◆ Task description: Your task is to print all of the data word for word.

◆ Materials provided:
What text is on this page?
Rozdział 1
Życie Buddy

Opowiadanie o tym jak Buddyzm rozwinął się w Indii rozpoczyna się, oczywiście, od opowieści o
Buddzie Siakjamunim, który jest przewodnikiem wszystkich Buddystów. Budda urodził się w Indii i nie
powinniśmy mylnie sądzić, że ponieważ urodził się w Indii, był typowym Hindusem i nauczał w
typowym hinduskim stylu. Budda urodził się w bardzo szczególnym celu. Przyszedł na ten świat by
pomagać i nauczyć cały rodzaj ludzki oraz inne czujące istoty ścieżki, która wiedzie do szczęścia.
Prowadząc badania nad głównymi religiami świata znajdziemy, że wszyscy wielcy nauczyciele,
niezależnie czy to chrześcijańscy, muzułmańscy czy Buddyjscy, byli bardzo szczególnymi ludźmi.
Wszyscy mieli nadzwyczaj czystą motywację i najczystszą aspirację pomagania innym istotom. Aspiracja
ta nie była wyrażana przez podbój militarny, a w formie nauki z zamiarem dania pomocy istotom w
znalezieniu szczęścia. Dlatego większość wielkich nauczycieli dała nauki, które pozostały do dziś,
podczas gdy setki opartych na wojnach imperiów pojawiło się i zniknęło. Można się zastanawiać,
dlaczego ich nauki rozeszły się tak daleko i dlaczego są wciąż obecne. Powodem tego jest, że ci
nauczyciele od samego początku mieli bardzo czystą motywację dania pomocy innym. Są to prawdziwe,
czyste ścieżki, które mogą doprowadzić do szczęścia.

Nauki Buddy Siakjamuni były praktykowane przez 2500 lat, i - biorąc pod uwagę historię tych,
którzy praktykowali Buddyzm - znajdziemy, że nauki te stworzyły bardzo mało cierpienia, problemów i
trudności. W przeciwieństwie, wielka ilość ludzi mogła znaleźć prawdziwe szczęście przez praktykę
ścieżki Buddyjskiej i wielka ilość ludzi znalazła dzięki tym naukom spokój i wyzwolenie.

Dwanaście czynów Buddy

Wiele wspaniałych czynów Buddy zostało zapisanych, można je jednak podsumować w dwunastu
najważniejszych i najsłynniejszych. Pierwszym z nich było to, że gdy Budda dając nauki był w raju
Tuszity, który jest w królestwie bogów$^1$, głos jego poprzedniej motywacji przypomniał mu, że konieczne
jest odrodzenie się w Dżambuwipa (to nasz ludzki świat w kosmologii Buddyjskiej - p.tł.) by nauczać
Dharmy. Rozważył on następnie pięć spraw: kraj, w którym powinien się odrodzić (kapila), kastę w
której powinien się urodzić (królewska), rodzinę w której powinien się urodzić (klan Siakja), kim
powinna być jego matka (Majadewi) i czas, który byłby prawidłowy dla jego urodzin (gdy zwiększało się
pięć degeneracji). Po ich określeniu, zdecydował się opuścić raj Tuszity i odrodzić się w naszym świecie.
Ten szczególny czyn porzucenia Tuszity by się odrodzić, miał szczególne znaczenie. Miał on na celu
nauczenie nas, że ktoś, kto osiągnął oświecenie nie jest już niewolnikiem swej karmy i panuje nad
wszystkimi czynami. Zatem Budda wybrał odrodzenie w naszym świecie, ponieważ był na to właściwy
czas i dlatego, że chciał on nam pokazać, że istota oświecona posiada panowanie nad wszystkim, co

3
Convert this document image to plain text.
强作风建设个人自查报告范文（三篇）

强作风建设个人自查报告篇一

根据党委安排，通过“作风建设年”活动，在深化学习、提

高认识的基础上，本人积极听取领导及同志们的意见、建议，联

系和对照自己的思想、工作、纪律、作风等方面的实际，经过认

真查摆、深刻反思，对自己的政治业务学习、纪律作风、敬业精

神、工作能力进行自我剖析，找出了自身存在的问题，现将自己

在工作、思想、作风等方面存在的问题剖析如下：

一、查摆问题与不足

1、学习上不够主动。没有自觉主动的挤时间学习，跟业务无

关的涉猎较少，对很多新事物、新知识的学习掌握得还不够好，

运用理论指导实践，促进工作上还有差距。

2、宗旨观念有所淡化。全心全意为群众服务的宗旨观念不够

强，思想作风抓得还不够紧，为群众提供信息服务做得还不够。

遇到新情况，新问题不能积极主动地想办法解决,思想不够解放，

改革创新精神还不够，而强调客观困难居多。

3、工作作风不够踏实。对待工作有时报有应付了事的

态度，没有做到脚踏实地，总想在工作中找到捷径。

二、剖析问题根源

◆ Worked solution:
What text is on this page?
Rozdział 1
Życie Buddy

Opowiadanie o tym jak Buddyzm rozwinął się w Indii rozpoczyna się, oczywiście, od opowieści o
Buddzie Siakjamunim, który jest przewodnikiem wszystkich Buddystów. Budda urodził się w Indii i nie
powinniśmy mylnie sądzić, że ponieważ urodził się w Indii, był typowym Hindusem i nauczał w
typowym hinduskim stylu. Budda urodził się w bardzo szczególnym celu. Przyszedł na ten świat by
pomagać i nauczyć cały rodzaj ludzki oraz inne czujące istoty ścieżki, która wiedzie do szczęścia.
Prowadząc badania nad głównymi religiami świata znajdziemy, że wszyscy wielcy nauczyciele,
niezależnie czy to chrześcijańscy, muzułmańscy czy Buddyjscy, byli bardzo szczególnymi ludźmi.
Wszyscy mieli nadzwyczaj czystą motywację i najczystszą aspirację pomagania innym istotom. Aspiracja
ta nie była wyrażana przez podbój militarny, a w formie nauki z zamiarem dania pomocy istotom w
znalezieniu szczęścia. Dlatego większość wielkich nauczycieli dała nauki, które pozostały do dziś,
podczas gdy setki opartych na wojnach imperiów pojawiło się i zniknęło. Można się zastanawiać,
dlaczego ich nauki rozeszły się tak daleko i dlaczego są wciąż obecne. Powodem tego jest, że ci
nauczyciele od samego początku mieli bardzo czystą motywację dania pomocy innym. Są to prawdziwe,
czyste ścieżki, które mogą doprowadzić do szczęścia.

Nauki Buddy Siakjamuni były praktykowane przez 2500 lat, i - biorąc pod uwagę historię tych,
którzy praktykowali Buddyzm - znajdziemy, że nauki te stworzyły bardzo mało cierpienia, problemów i
trudności. W przeciwieństwie, wielka ilość ludzi mogła znaleźć prawdziwe szczęście przez praktykę
ścieżki Buddyjskiej i wielka ilość ludzi znalazła dzięki tym naukom spokój i wyzwolenie.

Dwanaście czynów Buddy

Wiele wspaniałych czynów Buddy zostało zapisanych, można je jednak podsumować w dwunastu
najważniejszych i najsłynniejszych. Pierwszym z nich było to, że gdy Budda dając nauki był w raju
Tuszity, który jest w królestwie bogów$^1$, głos jego poprzedniej motywacji przypomniał mu, że konieczne
jest odrodzenie się w Dżambuwipa (to nasz ludzki świat w kosmologii Buddyjskiej - p.tł.) by nauczać
Dharmy. Rozważył on następnie pięć spraw: kraj, w którym powinien się odrodzić (kapila), kastę w
której powinien się urodzić (królewska), rodzinę w której powinien się urodzić (klan Siakja), kim
powinna być jego matka (Majadewi) i czas, który byłby prawidłowy dla jego urodzin (gdy zwiększało się
pięć degeneracji). Po ich określeniu, zdecydował się opuścić raj Tuszity i odrodzić się w naszym świecie.
Ten szczególny czyn porzucenia Tuszity by się odrodzić, miał szczególne znaczenie. Miał on na celu
nauczenie nas, że ktoś, kto osiągnął oświecenie nie jest już niewolnikiem swej karmy i panuje nad
wszystkimi czynami. Zatem Budda wybrał odrodzenie w naszym świecie, ponieważ był na to właściwy
czas i dlatego, że chciał on nam pokazać, że istota oświecona posiada panowanie nad wszystkim, co

3
Convert this document image to plain text.
强作风建设个人自查报告范文（三篇）

强作风建设个人自查报告篇一

根据党委安排，通过“作风建设年”活动，在深化学习、提

高认识的基础上，本人积极听取领导及同志们的意见、建议，联

系和对照自己的思想、工作、纪律、作风等方面的实际，经过认

真查摆、深刻反思，对自己的政治业务学习、纪律作风、敬业精

神、工作能力进行自我剖析，找出了自身存在的问题，现将自己

在工作、思想、作风等方面存在的问题剖析如下：

一、查摆问题与不足

1、学习上不够主动。没有自觉主动的挤时间学习，跟业务无

关的涉猎较少，对很多新事物、新知识的学习掌握得还不够好，

运用理论指导实践，促进工作上还有差距。

2、宗旨观念有所淡化。全心全意为群众服务的宗旨观念不够

强，思想作风抓得还不够紧，为群众提供信息服务做得还不够。

遇到新情况，新问题不能积极主动地想办法解决,思想不够解放，

改革创新精神还不够，而强调客观困难居多。

3、工作作风不够踏实。对待工作有时报有应付了事的

态度，没有做到脚踏实地，总想在工作中找到捷径。

二、剖析问题根源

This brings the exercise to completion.